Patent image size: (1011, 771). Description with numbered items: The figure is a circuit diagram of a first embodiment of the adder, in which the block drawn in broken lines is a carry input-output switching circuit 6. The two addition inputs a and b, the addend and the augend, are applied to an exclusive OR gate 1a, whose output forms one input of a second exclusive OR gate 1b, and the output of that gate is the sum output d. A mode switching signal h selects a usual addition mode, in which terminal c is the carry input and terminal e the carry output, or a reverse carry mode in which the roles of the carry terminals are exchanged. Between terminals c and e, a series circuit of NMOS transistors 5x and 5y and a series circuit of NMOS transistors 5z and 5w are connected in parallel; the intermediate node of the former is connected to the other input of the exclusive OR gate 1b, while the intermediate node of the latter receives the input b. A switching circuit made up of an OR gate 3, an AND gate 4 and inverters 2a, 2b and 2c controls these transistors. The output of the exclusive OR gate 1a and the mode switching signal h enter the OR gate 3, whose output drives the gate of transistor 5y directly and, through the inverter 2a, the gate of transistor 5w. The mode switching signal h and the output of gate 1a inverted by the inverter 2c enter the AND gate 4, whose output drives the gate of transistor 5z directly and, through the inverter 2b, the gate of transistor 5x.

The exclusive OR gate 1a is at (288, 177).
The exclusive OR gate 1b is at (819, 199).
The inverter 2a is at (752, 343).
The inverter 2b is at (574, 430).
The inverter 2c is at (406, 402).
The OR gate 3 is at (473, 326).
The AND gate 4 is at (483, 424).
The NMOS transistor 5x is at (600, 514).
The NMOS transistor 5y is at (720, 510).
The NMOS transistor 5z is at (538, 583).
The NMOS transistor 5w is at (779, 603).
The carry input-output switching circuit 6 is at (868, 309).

#### Request:
Can you render the data above as a two-column CSV with the headers input and output, one row per entry, with its text under input and its answer under output? Wrap each value in double quotes as a single field, and replace any line breaks with spaces.

#### Complete response:
input,output
"Patent image size: (1011, 771). Description with numbered items: The figure is a circuit diagram of a first embodiment of the adder, in which the block drawn in broken lines is a carry input-output switching circuit 6. The two addition inputs a and b, the addend and the augend, are applied to an exclusive OR gate 1a, whose output forms one input of a second exclusive OR gate 1b, and the output of that gate is the sum output d. A mode switching signal h selects a usual addition mode, in which terminal c is the carry input and terminal e the carry output, or a reverse carry mode in which the roles of the carry terminals are exchanged. Between terminals c and e, a series circuit of NMOS transistors 5x and 5y and a series circuit of NMOS transistors 5z and 5w are connected in parallel; the intermediate node of the former is connected to the other input of the exclusive OR gate 1b, while the intermediate node of the latter receives the input b. A switching circuit made up of an OR gate 3, an AND gate 4 and inverters 2a, 2b and 2c controls these transistors. The output of the exclusive OR gate 1a and the mode switching signal h enter the OR gate 3, whose output drives the gate of transistor 5y directly and, through the inverter 2a, the gate of transistor 5w. The mode switching signal h and the output of gate 1a inverted by the inverter 2c enter the AND gate 4, whose output drives the gate of transistor 5z directly and, through the inverter 2b, the gate of transistor 5x.","The exclusive OR gate 1a is at (288, 177). The exclusive OR gate 1b is at (819, 199). The inverter 2a is at (752, 343). The inverter 2b is at (574, 430). The inverter 2c is at (406, 402). The OR gate 3 is at (473, 326). The AND gate 4 is at (483, 424). The NMOS transistor 5x is at (600, 514). The NMOS transistor 5y is at (720, 510). The NMOS transistor 5z is at (538, 583). The NMOS transistor 5w is at (779, 603). The carry input-output switching circuit 6 is at (868, 309)."